Figure contents as structured data

________

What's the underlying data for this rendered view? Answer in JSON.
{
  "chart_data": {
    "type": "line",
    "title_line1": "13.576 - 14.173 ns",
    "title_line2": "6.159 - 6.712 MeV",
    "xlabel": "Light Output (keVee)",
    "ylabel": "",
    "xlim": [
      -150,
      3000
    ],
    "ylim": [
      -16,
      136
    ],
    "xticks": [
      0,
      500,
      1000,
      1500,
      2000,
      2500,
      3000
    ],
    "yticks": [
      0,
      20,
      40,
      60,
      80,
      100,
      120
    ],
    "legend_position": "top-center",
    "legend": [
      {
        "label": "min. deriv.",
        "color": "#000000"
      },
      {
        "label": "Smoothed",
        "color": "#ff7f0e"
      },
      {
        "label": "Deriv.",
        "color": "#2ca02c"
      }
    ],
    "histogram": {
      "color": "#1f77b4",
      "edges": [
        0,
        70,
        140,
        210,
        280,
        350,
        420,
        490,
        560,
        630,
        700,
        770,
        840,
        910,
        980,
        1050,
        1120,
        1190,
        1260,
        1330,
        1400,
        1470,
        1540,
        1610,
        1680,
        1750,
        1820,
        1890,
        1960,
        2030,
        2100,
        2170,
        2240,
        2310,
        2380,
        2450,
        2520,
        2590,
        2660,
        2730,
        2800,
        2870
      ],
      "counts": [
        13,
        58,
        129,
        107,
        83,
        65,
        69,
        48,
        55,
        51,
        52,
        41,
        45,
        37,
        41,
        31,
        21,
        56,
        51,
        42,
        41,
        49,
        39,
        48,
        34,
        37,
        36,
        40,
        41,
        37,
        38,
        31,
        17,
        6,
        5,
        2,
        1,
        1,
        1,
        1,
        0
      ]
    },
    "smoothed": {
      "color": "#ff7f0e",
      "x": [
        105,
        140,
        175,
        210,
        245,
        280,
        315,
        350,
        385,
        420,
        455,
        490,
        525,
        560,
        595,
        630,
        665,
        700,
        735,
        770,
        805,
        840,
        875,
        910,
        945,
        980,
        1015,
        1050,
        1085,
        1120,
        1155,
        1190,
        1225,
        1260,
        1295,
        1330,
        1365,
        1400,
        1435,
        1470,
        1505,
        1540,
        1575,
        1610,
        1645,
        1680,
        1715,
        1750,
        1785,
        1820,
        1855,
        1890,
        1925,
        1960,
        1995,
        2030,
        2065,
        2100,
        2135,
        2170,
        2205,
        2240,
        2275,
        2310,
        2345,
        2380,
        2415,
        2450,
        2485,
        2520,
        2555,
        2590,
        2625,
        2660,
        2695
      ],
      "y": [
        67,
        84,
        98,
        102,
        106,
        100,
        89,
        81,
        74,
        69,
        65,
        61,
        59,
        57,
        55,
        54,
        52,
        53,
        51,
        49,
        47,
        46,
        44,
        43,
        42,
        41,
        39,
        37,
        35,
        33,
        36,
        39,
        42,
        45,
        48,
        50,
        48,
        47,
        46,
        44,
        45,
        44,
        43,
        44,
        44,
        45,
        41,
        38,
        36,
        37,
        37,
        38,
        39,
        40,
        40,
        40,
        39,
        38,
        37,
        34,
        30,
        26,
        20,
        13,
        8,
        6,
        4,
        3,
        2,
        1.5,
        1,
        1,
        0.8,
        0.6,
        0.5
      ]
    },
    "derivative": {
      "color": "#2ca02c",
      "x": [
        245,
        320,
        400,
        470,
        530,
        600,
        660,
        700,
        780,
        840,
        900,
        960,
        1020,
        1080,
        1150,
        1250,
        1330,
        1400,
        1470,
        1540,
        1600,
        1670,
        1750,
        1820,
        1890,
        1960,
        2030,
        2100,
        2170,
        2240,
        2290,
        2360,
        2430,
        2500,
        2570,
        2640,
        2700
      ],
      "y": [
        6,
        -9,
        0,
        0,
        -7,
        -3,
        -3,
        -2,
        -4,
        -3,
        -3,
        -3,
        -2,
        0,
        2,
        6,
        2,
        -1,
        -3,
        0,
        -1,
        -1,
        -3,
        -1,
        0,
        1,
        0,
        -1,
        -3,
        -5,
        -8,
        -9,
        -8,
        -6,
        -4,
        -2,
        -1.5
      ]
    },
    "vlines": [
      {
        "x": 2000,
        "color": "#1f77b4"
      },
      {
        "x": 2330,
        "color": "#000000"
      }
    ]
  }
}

________

*PROBLEM DESCRIPTION*. Return all the data above once more, precisely as given.

*WRITTEN REPLY*.
What's the underlying data for this rendered view? Answer in JSON.
{
  "chart_data": {
    "type": "line",
    "title_line1": "13.576 - 14.173 ns",
    "title_line2": "6.159 - 6.712 MeV",
    "xlabel": "Light Output (keVee)",
    "ylabel": "",
    "xlim": [
      -150,
      3000
    ],
    "ylim": [
      -16,
      136
    ],
    "xticks": [
      0,
      500,
      1000,
      1500,
      2000,
      2500,
      3000
    ],
    "yticks": [
      0,
      20,
      40,
      60,
      80,
      100,
      120
    ],
    "legend_position": "top-center",
    "legend": [
      {
        "label": "min. deriv.",
        "color": "#000000"
      },
      {
        "label": "Smoothed",
        "color": "#ff7f0e"
      },
      {
        "label": "Deriv.",
        "color": "#2ca02c"
      }
    ],
    "histogram": {
      "color": "#1f77b4",
      "edges": [
        0,
        70,
        140,
        210,
        280,
        350,
        420,
        490,
        560,
        630,
        700,
        770,
        840,
        910,
        980,
        1050,
        1120,
        1190,
        1260,
        1330,
        1400,
        1470,
        1540,
        1610,
        1680,
        1750,
        1820,
        1890,
        1960,
        2030,
        2100,
        2170,
        2240,
        2310,
        2380,
        2450,
        2520,
        2590,
        2660,
        2730,
        2800,
        2870
      ],
      "counts": [
        13,
        58,
        129,
        107,
        83,
        65,
        69,
        48,
        55,
        51,
        52,
        41,
        45,
        37,
        41,
        31,
        21,
        56,
        51,
        42,
        41,
        49,
        39,
        48,
        34,
        37,
        36,
        40,
        41,
        37,
        38,
        31,
        17,
        6,
        5,
        2,
        1,
        1,
        1,
        1,
        0
      ]
    },
    "smoothed": {
      "color": "#ff7f0e",
      "x": [
        105,
        140,
        175,
        210,
        245,
        280,
        315,
        350,
        385,
        420,
        455,
        490,
        525,
        560,
        595,
        630,
        665,
        700,
        735,
        770,
        805,
        840,
        875,
        910,
        945,
        980,
        1015,
        1050,
        1085,
        1120,
        1155,
        1190,
        1225,
        1260,
        1295,
        1330,
        1365,
        1400,
        1435,
        1470,
        1505,
        1540,
        1575,
        1610,
        1645,
        1680,
        1715,
        1750,
        1785,
        1820,
        1855,
        1890,
        1925,
        1960,
        1995,
        2030,
        2065,
        2100,
        2135,
        2170,
        2205,
        2240,
        2275,
        2310,
        2345,
        2380,
        2415,
        2450,
        2485,
        2520,
        2555,
        2590,
        2625,
        2660,
        2695
      ],
      "y": [
        67,
        84,
        98,
        102,
        106,
        100,
        89,
        81,
        74,
        69,
        65,
        61,
        59,
        57,
        55,
        54,
        52,
        53,
        51,
        49,
        47,
        46,
        44,
        43,
        42,
        41,
        39,
        37,
        35,
        33,
        36,
        39,
        42,
        45,
        48,
        50,
        48,
        47,
        46,
        44,
        45,
        44,
        43,
        44,
        44,
        45,
        41,
        38,
        36,
        37,
        37,
        38,
        39,
        40,
        40,
        40,
        39,
        38,
        37,
        34,
        30,
        26,
        20,
        13,
        8,
        6,
        4,
        3,
        2,
        1.5,
        1,
        1,
        0.8,
        0.6,
        0.5
      ]
    },
    "derivative": {
      "color": "#2ca02c",
      "x": [
        245,
        320,
        400,
        470,
        530,
        600,
        660,
        700,
        780,
        840,
        900,
        960,
        1020,
        1080,
        1150,
        1250,
        1330,
        1400,
        1470,
        1540,
        1600,
        1670,
        1750,
        1820,
        1890,
        1960,
        2030,
        2100,
        2170,
        2240,
        2290,
        2360,
        2430,
        2500,
        2570,
        2640,
        2700
      ],
      "y": [
        6,
        -9,
        0,
        0,
        -7,
        -3,
        -3,
        -2,
        -4,
        -3,
        -3,
        -3,
        -2,
        0,
        2,
        6,
        2,
        -1,
        -3,
        0,
        -1,
        -1,
        -3,
        -1,
        0,
        1,
        0,
        -1,
        -3,
        -5,
        -8,
        -9,
        -8,
        -6,
        -4,
        -2,
        -1.5
      ]
    },
    "vlines": [
      {
        "x": 2000,
        "color": "#1f77b4"
      },
      {
        "x": 2330,
        "color": "#000000"
      }
    ]
  }
}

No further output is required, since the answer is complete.